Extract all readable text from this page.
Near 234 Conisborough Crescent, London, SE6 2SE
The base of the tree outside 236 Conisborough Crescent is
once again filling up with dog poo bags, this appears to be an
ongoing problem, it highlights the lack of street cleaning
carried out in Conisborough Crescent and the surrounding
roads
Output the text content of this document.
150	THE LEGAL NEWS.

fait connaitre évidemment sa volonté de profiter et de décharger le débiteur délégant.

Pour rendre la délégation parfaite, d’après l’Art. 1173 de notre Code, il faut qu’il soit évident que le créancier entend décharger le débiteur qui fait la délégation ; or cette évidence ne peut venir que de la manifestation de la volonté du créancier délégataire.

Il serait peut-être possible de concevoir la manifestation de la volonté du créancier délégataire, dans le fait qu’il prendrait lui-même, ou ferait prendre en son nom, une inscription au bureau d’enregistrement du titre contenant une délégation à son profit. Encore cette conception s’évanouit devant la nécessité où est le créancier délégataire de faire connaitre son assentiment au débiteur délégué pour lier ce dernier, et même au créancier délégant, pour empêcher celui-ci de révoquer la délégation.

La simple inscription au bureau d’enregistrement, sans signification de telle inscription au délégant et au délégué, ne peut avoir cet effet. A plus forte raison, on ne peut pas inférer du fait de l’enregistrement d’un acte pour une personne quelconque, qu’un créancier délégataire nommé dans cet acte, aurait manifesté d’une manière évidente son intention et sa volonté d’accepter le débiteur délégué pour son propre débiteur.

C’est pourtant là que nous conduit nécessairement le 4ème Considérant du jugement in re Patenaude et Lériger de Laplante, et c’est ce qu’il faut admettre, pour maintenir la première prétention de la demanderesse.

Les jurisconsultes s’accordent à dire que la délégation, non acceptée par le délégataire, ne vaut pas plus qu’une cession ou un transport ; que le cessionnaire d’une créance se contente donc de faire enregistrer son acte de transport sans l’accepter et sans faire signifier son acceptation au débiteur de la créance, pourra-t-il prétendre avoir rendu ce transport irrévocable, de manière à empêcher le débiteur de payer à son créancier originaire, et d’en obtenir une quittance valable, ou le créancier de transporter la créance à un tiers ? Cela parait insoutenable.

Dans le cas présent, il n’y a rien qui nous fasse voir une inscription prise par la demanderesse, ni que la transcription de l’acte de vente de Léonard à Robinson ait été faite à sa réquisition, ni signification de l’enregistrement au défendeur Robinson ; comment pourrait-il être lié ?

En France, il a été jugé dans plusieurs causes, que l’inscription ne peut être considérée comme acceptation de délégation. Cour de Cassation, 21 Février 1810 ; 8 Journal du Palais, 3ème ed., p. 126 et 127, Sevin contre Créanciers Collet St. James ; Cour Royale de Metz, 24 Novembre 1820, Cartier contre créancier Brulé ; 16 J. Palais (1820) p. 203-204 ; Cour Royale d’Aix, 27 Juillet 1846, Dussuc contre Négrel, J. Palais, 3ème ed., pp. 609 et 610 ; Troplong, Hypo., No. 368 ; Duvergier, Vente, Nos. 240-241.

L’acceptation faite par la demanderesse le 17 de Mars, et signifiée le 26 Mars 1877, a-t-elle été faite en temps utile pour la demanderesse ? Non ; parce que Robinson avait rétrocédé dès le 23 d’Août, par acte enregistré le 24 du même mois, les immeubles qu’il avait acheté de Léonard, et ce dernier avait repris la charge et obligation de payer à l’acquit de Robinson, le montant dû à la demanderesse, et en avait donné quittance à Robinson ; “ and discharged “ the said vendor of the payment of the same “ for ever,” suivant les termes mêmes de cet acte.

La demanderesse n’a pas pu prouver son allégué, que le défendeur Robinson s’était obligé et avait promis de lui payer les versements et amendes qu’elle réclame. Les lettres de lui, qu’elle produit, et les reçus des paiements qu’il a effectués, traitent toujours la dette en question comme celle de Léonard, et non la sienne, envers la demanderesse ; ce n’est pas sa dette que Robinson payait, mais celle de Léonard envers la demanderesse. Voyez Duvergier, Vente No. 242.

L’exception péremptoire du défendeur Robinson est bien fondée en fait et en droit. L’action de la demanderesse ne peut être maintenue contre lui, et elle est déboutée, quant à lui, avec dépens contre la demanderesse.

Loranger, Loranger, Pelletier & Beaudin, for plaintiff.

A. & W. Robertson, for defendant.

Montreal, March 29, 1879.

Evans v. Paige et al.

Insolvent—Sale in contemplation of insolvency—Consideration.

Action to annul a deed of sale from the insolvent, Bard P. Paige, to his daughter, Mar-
____
WHAT YOU NEED TO DO = Every line of the records that includes the word "from" should be gathered.

WRITTEN RESPONSE =
Extract all readable text from this page.
Action to annul a deed of sale from the insolvent, Bard P. Paige, to his daughter, Mar-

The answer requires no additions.